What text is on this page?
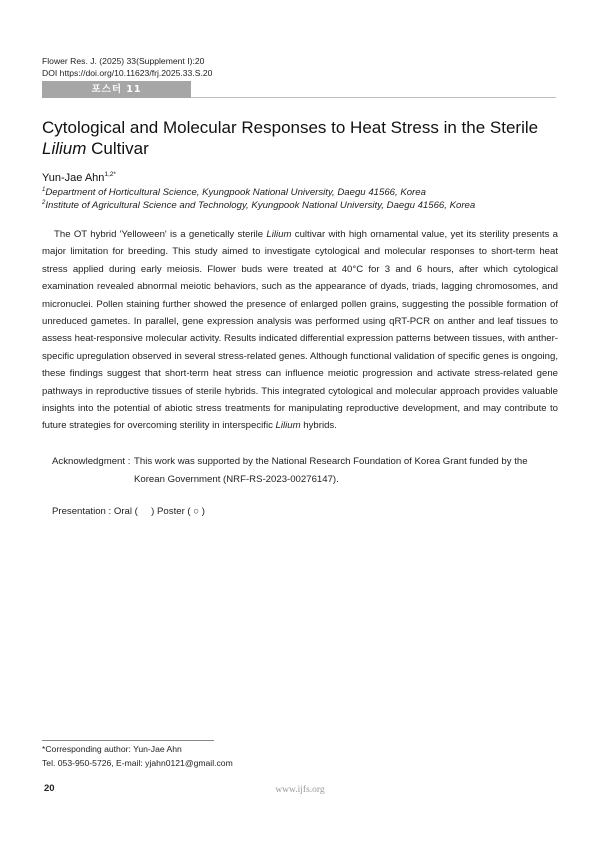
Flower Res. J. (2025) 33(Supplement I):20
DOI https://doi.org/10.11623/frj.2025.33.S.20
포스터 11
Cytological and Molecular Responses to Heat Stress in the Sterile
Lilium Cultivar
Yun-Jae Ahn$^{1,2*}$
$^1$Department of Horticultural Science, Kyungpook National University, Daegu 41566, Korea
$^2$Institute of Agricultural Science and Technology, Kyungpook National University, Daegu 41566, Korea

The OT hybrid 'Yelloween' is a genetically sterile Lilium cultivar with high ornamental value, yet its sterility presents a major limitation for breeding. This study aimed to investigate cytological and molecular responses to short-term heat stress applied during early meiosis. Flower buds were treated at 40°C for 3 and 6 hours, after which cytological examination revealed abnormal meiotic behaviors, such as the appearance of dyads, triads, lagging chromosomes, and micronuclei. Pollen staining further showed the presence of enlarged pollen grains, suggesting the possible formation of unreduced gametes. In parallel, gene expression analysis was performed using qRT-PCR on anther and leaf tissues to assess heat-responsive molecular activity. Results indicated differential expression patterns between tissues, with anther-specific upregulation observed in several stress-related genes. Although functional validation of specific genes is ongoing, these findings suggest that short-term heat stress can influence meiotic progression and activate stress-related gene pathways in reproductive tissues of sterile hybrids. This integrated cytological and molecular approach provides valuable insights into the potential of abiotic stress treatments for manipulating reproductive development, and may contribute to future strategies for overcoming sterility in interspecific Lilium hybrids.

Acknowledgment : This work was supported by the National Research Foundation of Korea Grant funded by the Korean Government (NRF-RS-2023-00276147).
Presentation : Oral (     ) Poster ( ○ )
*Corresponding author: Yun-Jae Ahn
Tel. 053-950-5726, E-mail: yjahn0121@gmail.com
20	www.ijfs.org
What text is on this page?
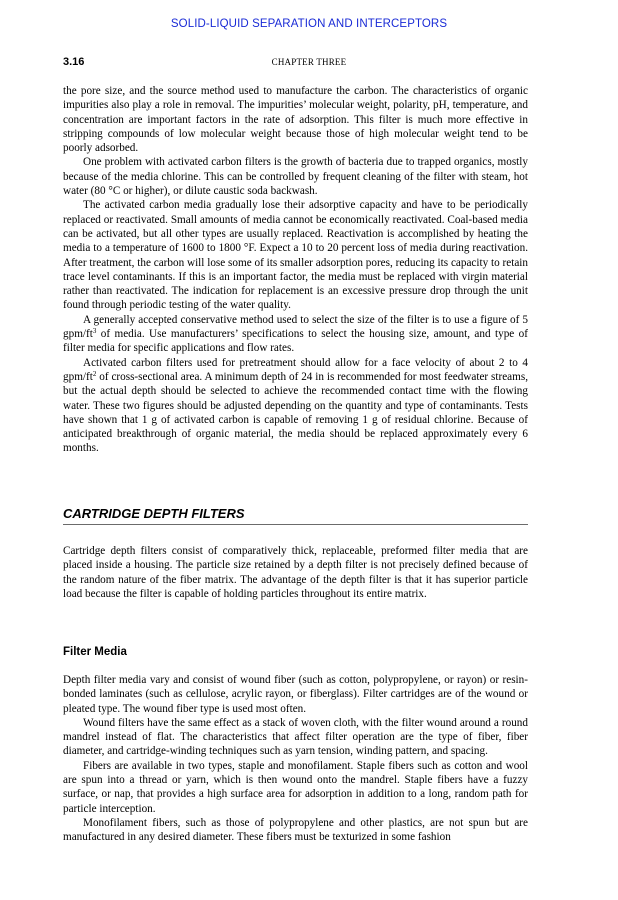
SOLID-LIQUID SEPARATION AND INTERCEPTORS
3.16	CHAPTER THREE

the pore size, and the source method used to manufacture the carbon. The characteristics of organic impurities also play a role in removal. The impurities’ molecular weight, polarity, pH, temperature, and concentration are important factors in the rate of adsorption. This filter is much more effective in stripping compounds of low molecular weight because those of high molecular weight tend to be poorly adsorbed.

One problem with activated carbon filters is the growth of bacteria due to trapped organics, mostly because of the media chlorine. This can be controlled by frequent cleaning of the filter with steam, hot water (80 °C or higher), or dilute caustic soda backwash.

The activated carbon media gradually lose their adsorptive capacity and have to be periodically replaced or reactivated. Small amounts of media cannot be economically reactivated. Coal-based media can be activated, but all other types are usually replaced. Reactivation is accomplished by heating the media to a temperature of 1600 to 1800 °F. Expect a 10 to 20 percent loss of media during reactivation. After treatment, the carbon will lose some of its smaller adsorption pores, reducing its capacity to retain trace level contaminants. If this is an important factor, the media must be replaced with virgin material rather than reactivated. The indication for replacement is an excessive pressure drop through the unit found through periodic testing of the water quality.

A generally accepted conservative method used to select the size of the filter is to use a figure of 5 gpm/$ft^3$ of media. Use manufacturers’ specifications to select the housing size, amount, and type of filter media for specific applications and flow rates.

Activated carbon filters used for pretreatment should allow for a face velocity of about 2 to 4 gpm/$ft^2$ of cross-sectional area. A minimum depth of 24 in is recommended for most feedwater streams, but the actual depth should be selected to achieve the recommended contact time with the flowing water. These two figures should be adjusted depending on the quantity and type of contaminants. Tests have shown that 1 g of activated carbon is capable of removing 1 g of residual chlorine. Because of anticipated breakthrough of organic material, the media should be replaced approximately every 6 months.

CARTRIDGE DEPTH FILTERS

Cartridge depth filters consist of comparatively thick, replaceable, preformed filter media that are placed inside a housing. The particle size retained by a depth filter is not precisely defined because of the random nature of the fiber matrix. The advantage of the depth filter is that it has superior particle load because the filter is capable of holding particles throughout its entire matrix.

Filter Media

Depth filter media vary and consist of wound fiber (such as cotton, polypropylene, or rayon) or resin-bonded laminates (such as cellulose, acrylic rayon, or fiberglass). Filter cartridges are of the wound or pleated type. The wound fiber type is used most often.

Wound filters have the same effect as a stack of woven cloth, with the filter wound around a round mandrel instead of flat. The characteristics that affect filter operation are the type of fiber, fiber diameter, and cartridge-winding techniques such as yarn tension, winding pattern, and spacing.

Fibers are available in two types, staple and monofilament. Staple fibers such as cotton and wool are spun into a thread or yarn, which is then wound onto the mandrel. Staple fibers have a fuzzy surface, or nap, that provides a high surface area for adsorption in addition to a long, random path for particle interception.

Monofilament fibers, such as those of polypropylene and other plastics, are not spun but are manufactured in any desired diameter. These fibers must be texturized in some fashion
────────────────────
About this task:
Lines holding "capable" in the material above are to be reported.

Exercise output:
Activated carbon filters used for pretreatment should allow for a face velocity of about 2 to 4 gpm/$ft^2$ of cross-sectional area. A minimum depth of 24 in is recommended for most feedwater streams, but the actual depth should be selected to achieve the recommended contact time with the flowing water. These two figures should be adjusted depending on the quantity and type of contaminants. Tests have shown that 1 g of activated carbon is capable of removing 1 g of residual chlorine. Because of anticipated breakthrough of organic material, the media should be replaced approximately every 6 months.
Cartridge depth filters consist of comparatively thick, replaceable, preformed filter media that are placed inside a housing. The particle size retained by a depth filter is not precisely defined because of the random nature of the fiber matrix. The advantage of the depth filter is that it has superior particle load because the filter is capable of holding particles throughout its entire matrix.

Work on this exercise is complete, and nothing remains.